Problem to solve: Identify each line containing the word "document" and copy it.

── Given information ──

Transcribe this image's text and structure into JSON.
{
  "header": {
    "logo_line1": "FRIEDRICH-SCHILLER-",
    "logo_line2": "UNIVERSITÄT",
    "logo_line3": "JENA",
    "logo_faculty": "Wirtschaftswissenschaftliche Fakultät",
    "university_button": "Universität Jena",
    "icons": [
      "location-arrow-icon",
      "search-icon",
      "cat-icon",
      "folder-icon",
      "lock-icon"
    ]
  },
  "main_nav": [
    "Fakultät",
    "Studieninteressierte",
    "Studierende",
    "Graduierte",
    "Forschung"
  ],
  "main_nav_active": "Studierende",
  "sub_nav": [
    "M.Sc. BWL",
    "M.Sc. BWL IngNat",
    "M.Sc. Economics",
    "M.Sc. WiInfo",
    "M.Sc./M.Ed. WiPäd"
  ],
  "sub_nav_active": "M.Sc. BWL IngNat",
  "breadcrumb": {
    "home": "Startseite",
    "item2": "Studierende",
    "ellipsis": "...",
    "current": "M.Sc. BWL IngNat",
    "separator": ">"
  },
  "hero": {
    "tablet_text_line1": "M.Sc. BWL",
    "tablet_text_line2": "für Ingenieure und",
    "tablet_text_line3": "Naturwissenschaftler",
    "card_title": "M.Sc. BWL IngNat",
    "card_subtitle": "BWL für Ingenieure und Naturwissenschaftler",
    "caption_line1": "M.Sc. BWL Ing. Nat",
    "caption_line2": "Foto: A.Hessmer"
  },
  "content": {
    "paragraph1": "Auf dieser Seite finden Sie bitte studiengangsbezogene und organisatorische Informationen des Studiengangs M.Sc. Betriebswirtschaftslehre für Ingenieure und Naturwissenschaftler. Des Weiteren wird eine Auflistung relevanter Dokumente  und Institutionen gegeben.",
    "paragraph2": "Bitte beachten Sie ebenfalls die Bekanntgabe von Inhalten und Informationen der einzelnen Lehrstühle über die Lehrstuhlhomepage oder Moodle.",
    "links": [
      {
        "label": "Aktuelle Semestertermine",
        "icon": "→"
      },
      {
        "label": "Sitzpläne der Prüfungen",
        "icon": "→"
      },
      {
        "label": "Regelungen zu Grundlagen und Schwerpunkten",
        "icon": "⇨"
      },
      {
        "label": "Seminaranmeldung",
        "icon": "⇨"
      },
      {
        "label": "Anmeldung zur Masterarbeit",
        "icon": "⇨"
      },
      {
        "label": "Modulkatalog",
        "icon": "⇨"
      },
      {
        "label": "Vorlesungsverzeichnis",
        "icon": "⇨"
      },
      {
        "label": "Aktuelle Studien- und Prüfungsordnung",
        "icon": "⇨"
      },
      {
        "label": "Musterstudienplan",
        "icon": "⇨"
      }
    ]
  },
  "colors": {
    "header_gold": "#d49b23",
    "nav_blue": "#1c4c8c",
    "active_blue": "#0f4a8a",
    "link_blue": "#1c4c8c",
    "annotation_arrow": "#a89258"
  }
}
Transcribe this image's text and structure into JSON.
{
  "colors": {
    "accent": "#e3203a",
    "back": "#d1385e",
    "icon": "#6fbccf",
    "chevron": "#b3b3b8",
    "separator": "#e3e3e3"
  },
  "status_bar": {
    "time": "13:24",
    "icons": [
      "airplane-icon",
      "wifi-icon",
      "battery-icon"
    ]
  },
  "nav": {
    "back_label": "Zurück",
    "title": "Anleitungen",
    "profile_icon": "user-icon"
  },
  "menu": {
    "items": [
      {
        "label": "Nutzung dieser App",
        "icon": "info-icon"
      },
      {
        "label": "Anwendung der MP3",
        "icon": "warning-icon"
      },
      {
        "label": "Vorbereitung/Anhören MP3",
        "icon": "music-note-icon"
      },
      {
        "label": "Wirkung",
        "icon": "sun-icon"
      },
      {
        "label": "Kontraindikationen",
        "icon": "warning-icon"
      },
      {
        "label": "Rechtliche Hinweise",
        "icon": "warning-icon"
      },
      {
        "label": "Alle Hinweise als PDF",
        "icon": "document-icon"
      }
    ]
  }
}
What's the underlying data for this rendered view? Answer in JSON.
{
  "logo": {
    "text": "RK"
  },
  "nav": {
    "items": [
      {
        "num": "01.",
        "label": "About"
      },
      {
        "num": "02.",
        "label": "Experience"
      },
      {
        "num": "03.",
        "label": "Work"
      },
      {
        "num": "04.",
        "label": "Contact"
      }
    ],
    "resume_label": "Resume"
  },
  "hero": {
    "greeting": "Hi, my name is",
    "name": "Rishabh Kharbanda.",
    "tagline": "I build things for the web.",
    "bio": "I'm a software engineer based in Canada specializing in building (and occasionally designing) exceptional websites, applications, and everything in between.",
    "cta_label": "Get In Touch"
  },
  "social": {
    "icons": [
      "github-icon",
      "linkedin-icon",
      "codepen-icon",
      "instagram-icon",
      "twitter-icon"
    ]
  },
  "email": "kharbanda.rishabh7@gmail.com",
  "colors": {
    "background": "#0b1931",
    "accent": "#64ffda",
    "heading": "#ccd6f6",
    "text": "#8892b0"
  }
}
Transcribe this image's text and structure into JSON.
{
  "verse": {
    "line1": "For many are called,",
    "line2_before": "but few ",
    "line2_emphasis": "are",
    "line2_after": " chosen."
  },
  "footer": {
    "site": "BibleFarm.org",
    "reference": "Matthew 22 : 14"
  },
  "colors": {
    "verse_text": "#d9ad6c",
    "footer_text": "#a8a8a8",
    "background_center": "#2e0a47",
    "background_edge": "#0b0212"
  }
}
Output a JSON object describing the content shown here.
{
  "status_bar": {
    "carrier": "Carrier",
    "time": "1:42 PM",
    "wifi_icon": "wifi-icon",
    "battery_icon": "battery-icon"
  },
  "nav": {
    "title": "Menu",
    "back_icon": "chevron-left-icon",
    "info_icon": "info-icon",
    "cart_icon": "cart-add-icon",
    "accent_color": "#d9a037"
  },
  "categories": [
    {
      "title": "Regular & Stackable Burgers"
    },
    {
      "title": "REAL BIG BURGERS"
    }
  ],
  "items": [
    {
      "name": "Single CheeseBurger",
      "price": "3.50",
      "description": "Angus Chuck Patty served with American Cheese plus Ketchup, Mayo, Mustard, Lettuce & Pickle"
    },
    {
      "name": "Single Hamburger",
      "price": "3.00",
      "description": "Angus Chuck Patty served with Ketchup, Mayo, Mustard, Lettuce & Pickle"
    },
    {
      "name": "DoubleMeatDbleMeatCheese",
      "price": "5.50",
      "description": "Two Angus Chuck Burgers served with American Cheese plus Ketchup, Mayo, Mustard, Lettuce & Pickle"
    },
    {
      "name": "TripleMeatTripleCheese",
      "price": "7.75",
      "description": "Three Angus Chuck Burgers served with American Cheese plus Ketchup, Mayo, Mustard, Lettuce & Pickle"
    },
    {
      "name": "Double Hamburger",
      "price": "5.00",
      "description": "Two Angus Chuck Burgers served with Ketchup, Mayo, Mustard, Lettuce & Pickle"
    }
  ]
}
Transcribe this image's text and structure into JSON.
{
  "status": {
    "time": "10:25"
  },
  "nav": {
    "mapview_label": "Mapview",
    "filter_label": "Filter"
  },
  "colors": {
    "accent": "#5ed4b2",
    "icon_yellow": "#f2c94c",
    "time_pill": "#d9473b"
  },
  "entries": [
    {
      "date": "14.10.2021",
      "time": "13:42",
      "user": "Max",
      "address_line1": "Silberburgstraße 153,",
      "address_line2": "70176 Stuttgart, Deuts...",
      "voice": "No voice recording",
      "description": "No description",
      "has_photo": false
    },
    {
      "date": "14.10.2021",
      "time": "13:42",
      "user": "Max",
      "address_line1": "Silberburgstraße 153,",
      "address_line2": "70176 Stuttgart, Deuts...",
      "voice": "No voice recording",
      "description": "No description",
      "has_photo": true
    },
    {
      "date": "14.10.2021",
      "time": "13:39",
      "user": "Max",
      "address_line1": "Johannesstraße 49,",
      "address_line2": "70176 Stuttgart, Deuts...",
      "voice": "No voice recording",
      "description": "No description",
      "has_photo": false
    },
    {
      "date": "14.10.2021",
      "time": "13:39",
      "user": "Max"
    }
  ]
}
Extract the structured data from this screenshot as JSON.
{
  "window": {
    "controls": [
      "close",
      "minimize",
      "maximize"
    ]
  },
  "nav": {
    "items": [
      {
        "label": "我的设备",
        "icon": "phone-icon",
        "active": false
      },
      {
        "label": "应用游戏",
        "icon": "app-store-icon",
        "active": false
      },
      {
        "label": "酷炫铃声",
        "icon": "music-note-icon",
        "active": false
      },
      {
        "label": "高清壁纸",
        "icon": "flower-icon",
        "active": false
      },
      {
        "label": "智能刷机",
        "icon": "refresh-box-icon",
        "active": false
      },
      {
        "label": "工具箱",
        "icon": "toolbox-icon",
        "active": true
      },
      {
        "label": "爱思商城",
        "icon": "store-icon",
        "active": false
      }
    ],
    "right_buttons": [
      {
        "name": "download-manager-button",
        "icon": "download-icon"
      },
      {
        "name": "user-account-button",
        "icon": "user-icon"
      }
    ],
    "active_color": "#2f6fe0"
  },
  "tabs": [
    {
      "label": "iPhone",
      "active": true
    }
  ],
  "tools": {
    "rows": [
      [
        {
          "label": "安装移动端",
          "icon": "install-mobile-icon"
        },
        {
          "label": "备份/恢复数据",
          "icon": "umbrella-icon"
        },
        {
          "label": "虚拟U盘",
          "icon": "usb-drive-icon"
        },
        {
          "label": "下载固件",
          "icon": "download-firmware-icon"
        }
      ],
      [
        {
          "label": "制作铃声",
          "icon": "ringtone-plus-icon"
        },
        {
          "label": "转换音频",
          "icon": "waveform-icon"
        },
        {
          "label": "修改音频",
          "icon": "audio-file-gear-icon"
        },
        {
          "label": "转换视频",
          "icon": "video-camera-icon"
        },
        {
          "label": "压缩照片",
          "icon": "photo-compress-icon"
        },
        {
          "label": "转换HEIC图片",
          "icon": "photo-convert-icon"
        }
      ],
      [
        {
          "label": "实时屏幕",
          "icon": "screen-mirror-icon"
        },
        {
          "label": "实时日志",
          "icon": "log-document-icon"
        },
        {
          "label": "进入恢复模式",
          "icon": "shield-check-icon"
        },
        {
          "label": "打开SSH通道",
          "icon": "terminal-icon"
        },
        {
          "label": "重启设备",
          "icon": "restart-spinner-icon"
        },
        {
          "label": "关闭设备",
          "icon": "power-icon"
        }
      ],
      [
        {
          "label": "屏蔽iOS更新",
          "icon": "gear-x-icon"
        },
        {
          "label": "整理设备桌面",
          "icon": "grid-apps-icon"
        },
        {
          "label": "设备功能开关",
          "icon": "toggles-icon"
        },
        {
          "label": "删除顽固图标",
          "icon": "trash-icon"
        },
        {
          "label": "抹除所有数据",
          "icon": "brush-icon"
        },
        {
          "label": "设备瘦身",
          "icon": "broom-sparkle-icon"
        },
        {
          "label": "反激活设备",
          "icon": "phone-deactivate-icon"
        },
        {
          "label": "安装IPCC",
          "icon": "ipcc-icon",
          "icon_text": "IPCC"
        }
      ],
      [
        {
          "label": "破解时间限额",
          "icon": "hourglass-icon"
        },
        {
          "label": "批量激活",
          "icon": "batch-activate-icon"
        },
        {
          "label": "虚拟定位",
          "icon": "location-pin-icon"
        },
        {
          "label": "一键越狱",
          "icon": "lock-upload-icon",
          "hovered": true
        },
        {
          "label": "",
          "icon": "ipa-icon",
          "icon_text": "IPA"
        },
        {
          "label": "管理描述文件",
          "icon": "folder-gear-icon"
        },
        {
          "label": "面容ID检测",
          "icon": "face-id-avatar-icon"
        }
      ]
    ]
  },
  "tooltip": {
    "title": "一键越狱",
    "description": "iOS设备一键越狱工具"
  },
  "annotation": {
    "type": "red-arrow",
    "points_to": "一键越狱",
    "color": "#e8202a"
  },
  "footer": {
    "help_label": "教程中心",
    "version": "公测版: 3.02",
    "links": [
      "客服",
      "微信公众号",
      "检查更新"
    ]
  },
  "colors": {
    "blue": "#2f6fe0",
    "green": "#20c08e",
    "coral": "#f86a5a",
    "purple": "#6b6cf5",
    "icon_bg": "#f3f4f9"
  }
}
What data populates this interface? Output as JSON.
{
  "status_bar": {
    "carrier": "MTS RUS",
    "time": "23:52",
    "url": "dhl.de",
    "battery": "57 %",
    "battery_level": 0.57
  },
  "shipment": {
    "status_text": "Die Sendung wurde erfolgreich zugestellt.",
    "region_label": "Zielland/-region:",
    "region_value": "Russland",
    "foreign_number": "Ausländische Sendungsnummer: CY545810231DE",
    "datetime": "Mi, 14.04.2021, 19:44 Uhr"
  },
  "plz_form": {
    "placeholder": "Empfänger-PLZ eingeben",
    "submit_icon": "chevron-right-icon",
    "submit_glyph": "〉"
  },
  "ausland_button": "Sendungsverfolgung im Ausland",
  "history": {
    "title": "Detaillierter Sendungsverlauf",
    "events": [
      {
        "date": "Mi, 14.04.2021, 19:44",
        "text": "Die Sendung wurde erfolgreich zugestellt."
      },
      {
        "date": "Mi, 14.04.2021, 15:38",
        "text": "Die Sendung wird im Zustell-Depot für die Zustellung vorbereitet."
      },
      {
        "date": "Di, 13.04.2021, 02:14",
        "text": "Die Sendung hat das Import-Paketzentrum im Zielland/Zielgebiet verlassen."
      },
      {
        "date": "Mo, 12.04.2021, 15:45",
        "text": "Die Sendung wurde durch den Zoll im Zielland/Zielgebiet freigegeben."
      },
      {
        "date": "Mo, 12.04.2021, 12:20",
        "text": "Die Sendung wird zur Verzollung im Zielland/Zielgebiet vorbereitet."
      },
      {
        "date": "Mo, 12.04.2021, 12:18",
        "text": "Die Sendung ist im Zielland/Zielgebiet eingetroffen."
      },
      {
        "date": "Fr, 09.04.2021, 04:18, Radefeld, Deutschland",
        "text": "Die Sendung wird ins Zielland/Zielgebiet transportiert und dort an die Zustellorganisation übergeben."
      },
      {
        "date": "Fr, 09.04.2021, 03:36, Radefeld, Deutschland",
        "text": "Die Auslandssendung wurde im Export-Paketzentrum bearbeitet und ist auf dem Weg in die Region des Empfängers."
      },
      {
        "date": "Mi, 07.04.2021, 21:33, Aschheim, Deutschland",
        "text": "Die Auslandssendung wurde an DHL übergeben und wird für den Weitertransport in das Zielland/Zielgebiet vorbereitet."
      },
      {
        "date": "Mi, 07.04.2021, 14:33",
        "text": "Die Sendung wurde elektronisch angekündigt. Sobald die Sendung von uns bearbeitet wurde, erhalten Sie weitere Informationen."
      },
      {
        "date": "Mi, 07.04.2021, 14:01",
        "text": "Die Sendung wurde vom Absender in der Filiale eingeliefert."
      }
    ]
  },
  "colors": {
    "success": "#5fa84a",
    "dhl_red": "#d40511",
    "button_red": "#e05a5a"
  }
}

───

Written response:
        "icon": "document-icon"
          "icon": "log-document-icon"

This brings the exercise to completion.